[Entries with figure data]
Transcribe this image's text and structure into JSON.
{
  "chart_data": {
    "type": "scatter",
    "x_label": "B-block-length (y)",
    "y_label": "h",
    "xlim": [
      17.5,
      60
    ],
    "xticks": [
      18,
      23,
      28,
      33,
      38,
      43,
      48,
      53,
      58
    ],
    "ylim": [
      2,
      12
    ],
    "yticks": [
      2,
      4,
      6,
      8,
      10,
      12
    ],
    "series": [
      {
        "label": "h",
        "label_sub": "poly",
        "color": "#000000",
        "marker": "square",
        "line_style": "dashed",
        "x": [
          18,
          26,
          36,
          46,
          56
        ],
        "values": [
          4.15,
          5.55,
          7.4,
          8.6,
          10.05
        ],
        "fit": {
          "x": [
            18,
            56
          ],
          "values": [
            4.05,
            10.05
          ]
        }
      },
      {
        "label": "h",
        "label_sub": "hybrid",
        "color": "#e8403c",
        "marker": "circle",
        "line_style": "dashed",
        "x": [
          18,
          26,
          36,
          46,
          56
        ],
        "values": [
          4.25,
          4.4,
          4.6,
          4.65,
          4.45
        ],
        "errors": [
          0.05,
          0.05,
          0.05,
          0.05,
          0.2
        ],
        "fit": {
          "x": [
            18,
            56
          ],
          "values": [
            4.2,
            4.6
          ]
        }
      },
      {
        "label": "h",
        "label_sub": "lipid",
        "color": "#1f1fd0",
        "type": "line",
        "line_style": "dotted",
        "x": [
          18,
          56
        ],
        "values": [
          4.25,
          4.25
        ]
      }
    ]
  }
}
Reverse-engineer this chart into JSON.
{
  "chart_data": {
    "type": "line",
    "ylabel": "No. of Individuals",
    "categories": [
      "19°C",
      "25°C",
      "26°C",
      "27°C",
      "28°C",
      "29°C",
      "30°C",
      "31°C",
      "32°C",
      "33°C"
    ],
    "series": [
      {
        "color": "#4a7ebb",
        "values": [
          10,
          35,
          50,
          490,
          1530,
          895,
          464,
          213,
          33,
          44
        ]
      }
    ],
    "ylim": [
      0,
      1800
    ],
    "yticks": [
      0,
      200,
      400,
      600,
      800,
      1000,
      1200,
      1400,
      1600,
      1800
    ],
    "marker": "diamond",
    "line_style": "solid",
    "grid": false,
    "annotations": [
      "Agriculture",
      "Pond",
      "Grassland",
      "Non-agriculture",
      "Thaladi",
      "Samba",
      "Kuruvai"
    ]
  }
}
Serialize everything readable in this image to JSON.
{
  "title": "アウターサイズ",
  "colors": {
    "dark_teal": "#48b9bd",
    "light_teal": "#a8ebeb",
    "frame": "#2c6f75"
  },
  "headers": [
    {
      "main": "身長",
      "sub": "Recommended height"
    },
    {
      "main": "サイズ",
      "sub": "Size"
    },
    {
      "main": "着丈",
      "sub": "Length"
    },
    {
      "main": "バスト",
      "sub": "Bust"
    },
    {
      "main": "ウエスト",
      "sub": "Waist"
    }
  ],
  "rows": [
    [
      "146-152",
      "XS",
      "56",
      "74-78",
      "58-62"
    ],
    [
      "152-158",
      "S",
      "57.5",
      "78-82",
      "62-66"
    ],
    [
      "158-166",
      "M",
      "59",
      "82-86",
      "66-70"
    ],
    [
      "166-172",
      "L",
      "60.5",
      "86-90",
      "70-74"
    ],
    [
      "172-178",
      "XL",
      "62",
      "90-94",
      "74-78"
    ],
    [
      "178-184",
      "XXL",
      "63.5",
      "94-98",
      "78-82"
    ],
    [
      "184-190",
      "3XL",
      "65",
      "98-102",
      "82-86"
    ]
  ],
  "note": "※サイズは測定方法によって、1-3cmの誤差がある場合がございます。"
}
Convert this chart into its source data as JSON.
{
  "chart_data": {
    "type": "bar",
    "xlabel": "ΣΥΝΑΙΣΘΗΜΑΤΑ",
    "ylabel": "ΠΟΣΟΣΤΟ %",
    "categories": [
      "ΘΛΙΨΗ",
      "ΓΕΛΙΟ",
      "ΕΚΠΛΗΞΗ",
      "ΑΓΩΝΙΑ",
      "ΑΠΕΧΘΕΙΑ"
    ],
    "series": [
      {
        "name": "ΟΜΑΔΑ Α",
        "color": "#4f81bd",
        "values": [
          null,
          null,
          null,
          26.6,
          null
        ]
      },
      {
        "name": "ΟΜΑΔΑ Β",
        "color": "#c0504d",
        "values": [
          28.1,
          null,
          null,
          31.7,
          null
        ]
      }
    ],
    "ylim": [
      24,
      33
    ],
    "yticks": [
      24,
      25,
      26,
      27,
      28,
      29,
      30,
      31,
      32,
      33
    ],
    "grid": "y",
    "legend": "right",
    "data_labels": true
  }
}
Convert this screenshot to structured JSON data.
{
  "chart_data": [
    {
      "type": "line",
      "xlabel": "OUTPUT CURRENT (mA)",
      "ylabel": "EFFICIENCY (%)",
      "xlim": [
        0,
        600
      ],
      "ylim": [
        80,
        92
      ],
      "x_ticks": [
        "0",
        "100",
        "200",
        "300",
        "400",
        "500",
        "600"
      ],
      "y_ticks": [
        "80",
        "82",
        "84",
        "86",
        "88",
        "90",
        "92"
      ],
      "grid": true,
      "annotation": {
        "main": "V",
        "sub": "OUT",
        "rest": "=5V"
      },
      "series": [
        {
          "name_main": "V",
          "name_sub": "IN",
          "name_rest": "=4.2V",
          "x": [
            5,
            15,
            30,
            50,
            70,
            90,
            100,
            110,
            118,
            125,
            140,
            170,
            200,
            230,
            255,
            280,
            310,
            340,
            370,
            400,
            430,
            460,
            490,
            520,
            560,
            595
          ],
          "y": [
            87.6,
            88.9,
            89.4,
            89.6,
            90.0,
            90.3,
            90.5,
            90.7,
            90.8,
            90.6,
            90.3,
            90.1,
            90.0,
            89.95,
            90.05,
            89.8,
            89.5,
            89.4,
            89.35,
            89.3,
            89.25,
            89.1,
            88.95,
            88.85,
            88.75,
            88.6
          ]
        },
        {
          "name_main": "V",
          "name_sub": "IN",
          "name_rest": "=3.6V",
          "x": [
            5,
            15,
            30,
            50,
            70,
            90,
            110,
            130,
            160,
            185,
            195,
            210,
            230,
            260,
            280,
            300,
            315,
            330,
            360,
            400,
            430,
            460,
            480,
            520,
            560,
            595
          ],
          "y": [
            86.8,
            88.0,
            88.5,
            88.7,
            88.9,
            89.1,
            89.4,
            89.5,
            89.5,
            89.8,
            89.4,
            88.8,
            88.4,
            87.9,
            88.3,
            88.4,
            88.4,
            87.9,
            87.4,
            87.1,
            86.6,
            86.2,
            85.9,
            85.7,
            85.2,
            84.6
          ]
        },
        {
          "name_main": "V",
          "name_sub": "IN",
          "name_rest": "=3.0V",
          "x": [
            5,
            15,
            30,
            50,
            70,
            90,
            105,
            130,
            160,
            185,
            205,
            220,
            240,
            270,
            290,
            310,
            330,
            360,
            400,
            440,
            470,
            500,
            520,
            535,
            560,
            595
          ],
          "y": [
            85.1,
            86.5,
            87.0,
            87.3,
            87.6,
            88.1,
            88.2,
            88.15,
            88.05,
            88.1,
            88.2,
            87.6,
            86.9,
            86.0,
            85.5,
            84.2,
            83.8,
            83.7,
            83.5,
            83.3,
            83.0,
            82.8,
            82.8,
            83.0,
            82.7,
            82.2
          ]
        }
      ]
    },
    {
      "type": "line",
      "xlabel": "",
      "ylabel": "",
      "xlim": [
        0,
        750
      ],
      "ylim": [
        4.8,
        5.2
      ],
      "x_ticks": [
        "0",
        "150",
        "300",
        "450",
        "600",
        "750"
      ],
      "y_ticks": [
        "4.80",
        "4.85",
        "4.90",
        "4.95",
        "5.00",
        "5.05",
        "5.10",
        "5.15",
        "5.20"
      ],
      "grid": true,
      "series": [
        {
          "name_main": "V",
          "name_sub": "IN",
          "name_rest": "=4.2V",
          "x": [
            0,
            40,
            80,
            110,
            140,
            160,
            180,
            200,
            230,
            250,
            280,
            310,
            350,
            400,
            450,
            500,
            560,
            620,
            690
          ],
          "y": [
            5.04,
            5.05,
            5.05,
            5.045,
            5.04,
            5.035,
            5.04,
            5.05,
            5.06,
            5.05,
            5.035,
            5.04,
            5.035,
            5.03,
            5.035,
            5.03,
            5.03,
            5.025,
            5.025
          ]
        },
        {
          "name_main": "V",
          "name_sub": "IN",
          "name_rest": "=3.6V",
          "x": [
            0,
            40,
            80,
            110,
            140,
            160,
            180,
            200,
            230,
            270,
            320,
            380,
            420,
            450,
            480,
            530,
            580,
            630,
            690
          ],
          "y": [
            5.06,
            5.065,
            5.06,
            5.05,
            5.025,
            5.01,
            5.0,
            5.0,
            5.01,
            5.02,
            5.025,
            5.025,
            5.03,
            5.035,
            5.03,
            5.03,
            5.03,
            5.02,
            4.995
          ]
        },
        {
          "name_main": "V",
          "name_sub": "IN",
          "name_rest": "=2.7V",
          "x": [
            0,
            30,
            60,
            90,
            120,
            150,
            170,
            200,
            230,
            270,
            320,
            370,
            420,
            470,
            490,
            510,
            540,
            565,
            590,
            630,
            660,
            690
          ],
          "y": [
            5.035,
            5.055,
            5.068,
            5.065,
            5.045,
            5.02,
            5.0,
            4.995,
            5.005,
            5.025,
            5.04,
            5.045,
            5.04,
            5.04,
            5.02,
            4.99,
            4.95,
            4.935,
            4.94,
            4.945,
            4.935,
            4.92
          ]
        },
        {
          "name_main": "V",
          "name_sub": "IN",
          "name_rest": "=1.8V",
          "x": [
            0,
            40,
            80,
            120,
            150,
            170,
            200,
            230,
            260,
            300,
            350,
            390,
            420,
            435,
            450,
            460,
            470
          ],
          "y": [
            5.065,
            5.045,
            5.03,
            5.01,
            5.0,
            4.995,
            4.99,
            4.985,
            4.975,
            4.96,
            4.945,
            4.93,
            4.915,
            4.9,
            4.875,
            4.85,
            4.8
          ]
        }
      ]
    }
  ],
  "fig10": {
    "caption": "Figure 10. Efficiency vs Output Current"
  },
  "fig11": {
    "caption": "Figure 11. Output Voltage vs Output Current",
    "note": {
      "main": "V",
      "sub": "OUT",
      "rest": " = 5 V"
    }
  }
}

(Do this) Pull out every line containing "into".

(Response to this exercise)
Transcribe this image's text and structure into JSON.
Reverse-engineer this chart into JSON.
Convert this chart into its source data as JSON.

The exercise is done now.